## [What is required]
Collect each line of the records containing the string "Planificación".

(Collected data entries)

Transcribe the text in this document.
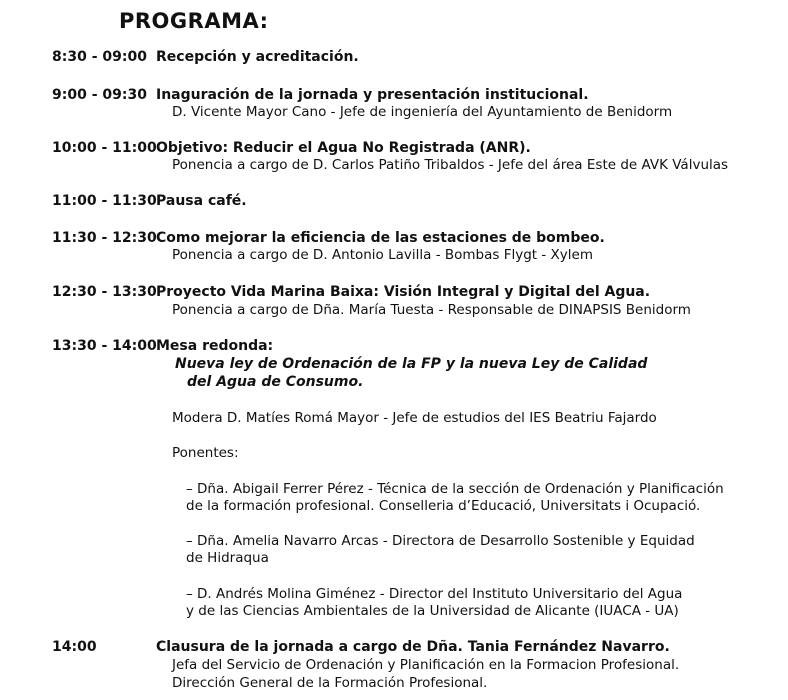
PROGRAMA:
8:30 - 09:00 Recepción y acreditación.
9:00 - 09:30 Inaguración de la jornada y presentación institucional.
D. Vicente Mayor Cano - Jefe de ingeniería del Ayuntamiento de Benidorm
10:00 - 11:00 Objetivo: Reducir el Agua No Registrada (ANR).
Ponencia a cargo de D. Carlos Patiño Tribaldos - Jefe del área Este de AVK Válvulas
11:00 - 11:30 Pausa café.
11:30 - 12:30 Como mejorar la eficiencia de las estaciones de bombeo.
Ponencia a cargo de D. Antonio Lavilla - Bombas Flygt - Xylem
12:30 - 13:30 Proyecto Vida Marina Baixa: Visión Integral y Digital del Agua.
Ponencia a cargo de Dña. María Tuesta - Responsable de DINAPSIS Benidorm
13:30 - 14:00 Mesa redonda:
Nueva ley de Ordenación de la FP y la nueva Ley de Calidad
del Agua de Consumo.
Modera D. Matíes Romá Mayor - Jefe de estudios del IES Beatriu Fajardo
Ponentes:
– Dña. Abigail Ferrer Pérez - Técnica de la sección de Ordenación y Planificación
de la formación profesional. Conselleria d’Educació, Universitats i Ocupació.
– Dña. Amelia Navarro Arcas - Directora de Desarrollo Sostenible y Equidad
de Hidraqua
– D. Andrés Molina Giménez - Director del Instituto Universitario del Agua
y de las Ciencias Ambientales de la Universidad de Alicante (IUACA - UA)
14:00	Clausura de la jornada a cargo de Dña. Tania Fernández Navarro.
Jefa del Servicio de Ordenación y Planificación en la Formacion Profesional.
Dirección General de la Formación Profesional.
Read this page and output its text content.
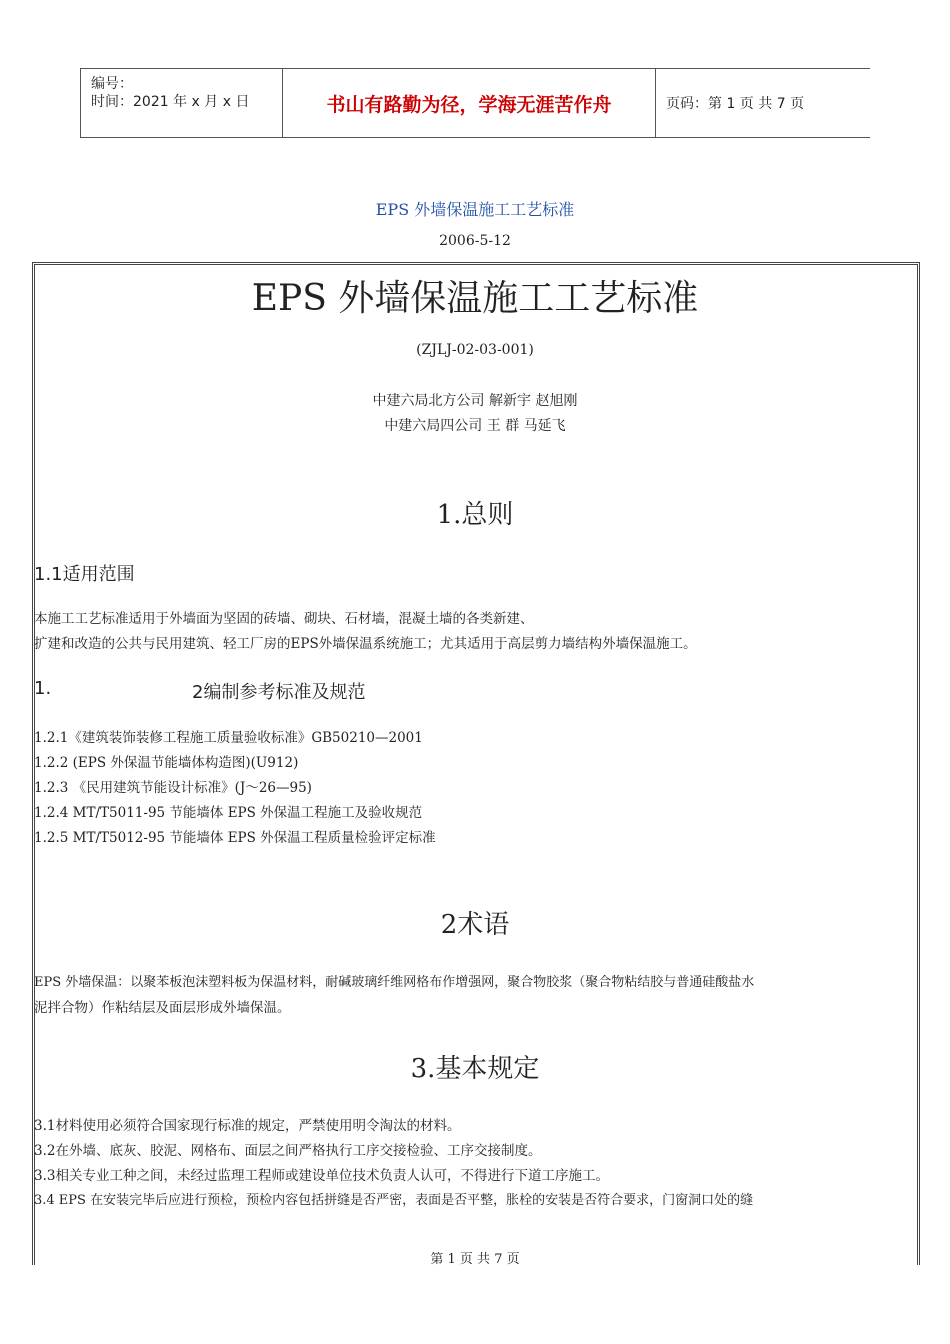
编号：
时间：2021 年 x 月 x 日	书山有路勤为径，学海无涯苦作舟	页码：第 1 页 共 7 页
EPS 外墙保温施工工艺标准
2006-5-12
EPS 外墙保温施工工艺标准
(ZJLJ-02-03-001)
中建六局北方公司 解新宇 赵旭刚
中建六局四公司 王 群 马延飞
1.总则
1.1适用范围
本施工工艺标准适用于外墙面为坚固的砖墙、砌块、石材墙，混凝土墙的各类新建、
扩建和改造的公共与民用建筑、轻工厂房的EPS外墙保温系统施工；尤其适用于高层剪力墙结构外墙保温施工。
1.	2编制参考标准及规范
1.2.1《建筑装饰装修工程施工质量验收标准》GB50210—2001
1.2.2 (EPS 外保温节能墙体构造图)(U912)
1.2.3 《民用建筑节能设计标准》(J～26—95)
1.2.4 MT/T5011-95 节能墙体 EPS 外保温工程施工及验收规范
1.2.5 MT/T5012-95 节能墙体 EPS 外保温工程质量检验评定标准
2术语
EPS 外墙保温：以聚苯板泡沫塑料板为保温材料，耐碱玻璃纤维网格布作增强网，聚合物胶浆（聚合物粘结胶与普通硅酸盐水
泥拌合物）作粘结层及面层形成外墙保温。
3.基本规定
3.1材料使用必须符合国家现行标准的规定，严禁使用明令淘汰的材料。
3.2在外墙、底灰、胶泥、网格布、面层之间严格执行工序交接检验、工序交接制度。
3.3相关专业工种之间，未经过监理工程师或建设单位技术负责人认可，不得进行下道工序施工。
3.4 EPS 在安装完毕后应进行预检，预检内容包括拼缝是否严密，表面是否平整，胀栓的安装是否符合要求，门窗洞口处的缝
第 1 页 共 7 页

## [Response to the task]
– Dña. Abigail Ferrer Pérez - Técnica de la sección de Ordenación y Planificación
Jefa del Servicio de Ordenación y Planificación en la Formacion Profesional.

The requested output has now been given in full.